Show all lines holding "JSON".

## [Records for the task]
-- -- --
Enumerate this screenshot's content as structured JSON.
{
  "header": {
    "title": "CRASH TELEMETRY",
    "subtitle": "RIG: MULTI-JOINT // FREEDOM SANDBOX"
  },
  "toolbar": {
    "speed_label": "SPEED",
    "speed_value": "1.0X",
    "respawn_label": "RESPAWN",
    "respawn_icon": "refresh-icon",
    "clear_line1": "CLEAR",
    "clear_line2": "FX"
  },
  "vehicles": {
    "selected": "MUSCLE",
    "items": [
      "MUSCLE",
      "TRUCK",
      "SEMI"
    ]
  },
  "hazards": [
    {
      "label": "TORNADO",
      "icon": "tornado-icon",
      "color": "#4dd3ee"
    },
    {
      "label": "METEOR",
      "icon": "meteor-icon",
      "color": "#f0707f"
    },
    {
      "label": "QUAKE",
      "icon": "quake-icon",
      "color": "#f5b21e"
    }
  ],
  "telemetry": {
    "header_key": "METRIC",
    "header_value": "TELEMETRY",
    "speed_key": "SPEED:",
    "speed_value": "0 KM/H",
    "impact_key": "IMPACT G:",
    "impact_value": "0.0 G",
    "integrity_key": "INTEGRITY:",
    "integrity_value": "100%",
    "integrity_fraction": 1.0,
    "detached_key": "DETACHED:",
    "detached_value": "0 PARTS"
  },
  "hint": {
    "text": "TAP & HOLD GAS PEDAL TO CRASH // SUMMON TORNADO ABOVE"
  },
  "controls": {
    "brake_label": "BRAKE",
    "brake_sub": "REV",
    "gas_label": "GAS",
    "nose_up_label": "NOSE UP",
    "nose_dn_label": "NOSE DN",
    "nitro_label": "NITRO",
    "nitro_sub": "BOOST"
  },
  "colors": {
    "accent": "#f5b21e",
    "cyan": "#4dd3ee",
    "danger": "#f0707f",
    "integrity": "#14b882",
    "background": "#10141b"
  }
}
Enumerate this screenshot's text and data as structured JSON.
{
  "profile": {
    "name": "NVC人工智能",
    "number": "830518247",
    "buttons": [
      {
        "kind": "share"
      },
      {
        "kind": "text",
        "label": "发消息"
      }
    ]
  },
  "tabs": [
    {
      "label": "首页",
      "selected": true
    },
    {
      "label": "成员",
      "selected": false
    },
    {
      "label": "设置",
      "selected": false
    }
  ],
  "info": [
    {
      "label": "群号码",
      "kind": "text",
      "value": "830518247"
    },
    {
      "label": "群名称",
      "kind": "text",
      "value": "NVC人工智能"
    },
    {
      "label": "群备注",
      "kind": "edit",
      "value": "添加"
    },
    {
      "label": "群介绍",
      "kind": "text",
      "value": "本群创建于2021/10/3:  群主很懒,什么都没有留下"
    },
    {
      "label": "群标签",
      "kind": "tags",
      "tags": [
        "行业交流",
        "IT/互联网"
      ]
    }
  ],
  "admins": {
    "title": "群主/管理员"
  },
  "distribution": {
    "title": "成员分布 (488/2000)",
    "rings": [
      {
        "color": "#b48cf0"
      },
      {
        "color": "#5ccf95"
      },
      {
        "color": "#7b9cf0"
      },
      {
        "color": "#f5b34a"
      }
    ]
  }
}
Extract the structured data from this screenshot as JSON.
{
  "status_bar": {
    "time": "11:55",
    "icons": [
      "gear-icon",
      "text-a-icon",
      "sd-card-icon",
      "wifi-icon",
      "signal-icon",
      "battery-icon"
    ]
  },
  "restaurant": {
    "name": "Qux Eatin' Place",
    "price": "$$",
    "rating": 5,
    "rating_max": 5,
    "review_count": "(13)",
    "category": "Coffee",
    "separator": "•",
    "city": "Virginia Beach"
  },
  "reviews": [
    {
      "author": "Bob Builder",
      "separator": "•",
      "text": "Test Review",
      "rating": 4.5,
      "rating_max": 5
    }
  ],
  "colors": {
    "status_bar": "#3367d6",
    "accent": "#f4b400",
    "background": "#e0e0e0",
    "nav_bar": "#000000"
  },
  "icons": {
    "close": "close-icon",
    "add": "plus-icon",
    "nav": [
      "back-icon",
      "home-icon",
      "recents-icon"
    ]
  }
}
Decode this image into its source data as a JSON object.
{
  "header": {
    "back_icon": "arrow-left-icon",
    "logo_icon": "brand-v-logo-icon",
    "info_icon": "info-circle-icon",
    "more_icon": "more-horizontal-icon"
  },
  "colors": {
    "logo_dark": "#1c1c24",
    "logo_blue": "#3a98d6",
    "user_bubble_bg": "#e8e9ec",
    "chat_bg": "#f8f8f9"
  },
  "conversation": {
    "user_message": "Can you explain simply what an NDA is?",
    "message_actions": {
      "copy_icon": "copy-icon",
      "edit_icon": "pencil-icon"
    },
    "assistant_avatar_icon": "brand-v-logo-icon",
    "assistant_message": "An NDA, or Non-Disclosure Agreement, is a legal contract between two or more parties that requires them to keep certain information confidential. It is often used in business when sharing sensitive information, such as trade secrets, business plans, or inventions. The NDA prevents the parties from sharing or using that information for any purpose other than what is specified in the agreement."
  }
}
-- -- --
## [Final result]
Enumerate this screenshot's content as structured JSON.
Enumerate this screenshot's text and data as structured JSON.
Extract the structured data from this screenshot as JSON.
Decode this image into its source data as a JSON object.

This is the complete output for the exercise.